> Given instruction
Which lines hold the word "Salad"? Copy each one.

> Material to process

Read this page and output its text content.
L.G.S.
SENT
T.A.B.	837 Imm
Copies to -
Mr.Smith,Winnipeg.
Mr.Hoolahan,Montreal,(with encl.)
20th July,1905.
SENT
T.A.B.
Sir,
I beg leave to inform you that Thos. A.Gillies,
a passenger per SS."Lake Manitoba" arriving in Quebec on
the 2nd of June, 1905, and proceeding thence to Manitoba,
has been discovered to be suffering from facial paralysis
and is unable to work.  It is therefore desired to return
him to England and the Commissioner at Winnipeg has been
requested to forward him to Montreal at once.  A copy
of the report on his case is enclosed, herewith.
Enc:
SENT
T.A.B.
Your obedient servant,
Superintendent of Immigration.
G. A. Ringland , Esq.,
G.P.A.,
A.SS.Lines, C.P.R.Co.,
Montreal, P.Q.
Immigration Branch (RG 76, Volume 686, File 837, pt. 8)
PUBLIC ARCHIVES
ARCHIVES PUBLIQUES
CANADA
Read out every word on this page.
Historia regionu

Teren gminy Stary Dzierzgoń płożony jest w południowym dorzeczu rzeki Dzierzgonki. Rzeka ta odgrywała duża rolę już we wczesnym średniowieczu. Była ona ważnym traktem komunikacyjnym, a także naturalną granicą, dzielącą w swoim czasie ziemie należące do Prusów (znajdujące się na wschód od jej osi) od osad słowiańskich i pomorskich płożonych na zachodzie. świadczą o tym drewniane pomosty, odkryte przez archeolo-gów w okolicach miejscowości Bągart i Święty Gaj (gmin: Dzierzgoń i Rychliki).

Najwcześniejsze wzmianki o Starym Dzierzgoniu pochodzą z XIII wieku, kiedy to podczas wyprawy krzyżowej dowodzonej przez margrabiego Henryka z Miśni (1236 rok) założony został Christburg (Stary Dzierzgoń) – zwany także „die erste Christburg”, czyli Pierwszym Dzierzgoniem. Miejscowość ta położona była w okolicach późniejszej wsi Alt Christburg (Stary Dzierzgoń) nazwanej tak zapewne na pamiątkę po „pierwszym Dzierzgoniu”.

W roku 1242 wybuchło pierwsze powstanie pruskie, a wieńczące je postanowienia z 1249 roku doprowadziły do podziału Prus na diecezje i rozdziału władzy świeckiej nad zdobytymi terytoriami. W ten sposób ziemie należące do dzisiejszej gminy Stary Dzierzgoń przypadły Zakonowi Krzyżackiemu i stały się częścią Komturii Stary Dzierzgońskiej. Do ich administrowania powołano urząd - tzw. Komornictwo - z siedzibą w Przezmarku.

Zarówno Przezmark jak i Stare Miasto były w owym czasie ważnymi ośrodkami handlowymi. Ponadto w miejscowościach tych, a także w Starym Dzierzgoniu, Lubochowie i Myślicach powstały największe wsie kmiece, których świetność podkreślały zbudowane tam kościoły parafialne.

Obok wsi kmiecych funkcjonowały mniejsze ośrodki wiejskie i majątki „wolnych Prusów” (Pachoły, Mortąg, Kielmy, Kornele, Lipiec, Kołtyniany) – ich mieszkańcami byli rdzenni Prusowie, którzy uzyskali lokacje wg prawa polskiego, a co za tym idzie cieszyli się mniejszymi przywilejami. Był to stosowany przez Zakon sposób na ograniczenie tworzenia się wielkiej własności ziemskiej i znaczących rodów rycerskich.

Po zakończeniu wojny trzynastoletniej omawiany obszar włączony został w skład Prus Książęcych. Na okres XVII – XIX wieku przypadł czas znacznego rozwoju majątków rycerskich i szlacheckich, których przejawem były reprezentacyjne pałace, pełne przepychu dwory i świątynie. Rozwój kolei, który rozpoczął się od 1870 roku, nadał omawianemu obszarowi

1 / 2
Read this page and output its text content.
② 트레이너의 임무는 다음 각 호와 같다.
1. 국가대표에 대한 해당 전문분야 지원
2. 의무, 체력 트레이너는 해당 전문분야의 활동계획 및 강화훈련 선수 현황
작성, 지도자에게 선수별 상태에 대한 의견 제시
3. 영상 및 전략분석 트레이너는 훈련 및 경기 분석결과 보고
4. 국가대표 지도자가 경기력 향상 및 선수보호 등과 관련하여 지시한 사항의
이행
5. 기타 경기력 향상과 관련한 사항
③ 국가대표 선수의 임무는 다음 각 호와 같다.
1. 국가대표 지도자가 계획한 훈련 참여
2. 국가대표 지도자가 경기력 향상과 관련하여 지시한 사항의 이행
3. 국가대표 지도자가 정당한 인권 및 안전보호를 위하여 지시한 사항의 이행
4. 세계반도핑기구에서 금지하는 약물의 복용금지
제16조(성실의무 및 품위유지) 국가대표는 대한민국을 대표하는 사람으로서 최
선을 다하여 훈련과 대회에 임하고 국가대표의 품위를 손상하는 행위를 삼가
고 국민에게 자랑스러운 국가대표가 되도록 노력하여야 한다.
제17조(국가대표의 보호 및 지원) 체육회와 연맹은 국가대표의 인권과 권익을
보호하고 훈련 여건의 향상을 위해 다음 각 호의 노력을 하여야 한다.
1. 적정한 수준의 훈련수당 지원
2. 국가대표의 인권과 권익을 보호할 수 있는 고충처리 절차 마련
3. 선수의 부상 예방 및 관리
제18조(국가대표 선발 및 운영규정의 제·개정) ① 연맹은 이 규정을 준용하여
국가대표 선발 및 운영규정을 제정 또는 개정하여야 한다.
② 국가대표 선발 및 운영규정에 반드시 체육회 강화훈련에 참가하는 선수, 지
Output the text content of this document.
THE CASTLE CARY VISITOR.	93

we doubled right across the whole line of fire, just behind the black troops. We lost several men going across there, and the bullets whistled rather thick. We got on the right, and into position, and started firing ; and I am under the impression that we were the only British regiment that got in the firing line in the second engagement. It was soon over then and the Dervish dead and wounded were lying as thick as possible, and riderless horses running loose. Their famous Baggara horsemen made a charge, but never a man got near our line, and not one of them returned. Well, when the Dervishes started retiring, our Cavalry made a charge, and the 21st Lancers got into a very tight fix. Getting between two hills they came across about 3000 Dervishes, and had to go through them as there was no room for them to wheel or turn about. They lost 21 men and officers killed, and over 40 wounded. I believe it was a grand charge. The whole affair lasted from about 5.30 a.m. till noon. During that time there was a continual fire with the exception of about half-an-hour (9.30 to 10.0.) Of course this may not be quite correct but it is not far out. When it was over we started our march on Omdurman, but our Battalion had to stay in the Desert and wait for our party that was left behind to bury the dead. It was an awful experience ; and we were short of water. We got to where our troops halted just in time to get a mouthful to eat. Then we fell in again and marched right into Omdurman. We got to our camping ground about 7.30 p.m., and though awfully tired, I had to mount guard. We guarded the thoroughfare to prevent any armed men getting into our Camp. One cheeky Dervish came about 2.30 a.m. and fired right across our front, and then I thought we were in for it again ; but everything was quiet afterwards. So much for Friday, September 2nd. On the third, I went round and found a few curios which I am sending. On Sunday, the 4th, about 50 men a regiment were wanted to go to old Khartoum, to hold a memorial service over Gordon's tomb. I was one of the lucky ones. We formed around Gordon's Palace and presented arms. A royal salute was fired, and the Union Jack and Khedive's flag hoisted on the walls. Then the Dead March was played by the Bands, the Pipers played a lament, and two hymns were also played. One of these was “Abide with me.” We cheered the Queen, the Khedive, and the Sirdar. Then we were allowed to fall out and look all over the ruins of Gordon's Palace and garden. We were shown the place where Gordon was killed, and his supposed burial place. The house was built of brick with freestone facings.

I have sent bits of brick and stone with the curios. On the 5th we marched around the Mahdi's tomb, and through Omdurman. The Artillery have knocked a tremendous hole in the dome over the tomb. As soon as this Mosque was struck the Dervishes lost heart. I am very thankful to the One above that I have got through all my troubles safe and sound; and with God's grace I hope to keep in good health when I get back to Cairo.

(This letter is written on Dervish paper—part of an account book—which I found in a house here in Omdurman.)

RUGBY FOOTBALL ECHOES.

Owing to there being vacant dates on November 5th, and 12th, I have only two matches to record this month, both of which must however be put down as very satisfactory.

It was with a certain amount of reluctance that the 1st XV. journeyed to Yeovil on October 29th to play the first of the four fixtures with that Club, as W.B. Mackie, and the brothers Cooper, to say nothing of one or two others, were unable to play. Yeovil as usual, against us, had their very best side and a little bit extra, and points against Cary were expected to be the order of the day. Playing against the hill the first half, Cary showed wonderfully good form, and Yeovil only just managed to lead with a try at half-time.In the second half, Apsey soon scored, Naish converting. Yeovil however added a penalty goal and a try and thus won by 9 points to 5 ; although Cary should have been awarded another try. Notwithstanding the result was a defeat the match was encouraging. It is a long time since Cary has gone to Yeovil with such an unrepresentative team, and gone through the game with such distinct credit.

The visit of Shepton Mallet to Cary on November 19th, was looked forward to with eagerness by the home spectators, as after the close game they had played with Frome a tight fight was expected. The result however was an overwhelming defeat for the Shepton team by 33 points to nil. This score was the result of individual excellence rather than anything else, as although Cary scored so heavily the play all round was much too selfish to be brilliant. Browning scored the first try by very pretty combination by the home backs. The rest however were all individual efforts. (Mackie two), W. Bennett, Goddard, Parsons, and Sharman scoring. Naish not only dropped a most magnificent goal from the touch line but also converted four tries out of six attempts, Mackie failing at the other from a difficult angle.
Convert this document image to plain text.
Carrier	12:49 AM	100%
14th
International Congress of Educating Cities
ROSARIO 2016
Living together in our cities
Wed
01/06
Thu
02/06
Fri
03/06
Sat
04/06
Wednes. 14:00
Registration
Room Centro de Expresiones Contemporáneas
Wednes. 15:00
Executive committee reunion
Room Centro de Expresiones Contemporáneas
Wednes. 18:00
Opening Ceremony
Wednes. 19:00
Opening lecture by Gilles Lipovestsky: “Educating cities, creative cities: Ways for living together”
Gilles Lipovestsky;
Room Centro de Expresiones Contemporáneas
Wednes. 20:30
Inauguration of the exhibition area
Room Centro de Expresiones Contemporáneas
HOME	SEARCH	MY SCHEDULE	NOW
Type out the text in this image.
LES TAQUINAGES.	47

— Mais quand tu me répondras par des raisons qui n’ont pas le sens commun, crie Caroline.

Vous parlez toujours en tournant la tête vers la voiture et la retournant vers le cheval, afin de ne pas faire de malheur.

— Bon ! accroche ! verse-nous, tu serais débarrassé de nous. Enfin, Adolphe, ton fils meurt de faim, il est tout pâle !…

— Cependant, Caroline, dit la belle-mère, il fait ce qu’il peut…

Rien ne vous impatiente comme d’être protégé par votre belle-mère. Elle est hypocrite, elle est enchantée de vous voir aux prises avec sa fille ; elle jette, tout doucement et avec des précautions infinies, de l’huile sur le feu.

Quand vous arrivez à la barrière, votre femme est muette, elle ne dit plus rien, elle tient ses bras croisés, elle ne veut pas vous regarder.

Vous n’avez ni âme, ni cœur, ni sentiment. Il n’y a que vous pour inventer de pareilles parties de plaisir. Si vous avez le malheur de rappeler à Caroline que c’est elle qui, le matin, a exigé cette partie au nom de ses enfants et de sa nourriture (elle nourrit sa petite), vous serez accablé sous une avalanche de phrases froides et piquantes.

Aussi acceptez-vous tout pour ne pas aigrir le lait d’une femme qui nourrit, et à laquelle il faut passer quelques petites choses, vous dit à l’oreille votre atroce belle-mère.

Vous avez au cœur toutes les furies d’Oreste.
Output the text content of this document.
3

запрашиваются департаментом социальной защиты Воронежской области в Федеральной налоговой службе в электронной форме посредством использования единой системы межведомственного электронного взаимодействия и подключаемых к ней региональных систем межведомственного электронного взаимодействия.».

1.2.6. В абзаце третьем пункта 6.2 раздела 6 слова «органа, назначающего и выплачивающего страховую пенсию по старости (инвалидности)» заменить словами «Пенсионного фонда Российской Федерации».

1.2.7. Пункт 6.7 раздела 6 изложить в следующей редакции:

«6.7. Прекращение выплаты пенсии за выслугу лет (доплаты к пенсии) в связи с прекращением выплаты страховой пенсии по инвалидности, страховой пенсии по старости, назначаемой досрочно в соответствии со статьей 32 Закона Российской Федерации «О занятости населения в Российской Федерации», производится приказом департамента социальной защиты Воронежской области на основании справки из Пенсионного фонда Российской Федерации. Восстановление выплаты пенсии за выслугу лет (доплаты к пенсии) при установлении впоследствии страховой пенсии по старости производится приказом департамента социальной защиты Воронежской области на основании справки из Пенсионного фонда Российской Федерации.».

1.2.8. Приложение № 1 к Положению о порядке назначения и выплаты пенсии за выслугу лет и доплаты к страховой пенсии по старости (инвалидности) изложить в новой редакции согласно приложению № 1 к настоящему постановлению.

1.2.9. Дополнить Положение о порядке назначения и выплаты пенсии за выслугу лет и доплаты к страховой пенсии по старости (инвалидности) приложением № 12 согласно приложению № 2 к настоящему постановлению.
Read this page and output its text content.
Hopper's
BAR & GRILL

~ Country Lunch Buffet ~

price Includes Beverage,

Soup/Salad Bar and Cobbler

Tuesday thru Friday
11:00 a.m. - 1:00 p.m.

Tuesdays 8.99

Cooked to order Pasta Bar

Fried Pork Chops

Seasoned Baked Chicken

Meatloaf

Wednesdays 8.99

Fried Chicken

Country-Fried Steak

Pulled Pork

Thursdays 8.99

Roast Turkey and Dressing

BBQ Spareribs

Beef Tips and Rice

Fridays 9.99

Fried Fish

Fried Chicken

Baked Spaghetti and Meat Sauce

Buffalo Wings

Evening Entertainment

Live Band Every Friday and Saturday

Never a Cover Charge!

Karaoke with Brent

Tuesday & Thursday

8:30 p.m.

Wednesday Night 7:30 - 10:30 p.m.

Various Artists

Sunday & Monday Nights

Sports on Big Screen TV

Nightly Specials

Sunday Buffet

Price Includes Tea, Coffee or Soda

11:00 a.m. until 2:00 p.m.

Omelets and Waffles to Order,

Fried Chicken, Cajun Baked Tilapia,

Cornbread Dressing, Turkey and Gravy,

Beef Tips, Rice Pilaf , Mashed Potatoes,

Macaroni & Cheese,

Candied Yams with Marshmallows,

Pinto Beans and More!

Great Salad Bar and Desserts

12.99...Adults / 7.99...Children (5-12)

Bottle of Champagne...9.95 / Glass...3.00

> Answer to the problem
Soup/Salad Bar and Cobbler
Great Salad Bar and Desserts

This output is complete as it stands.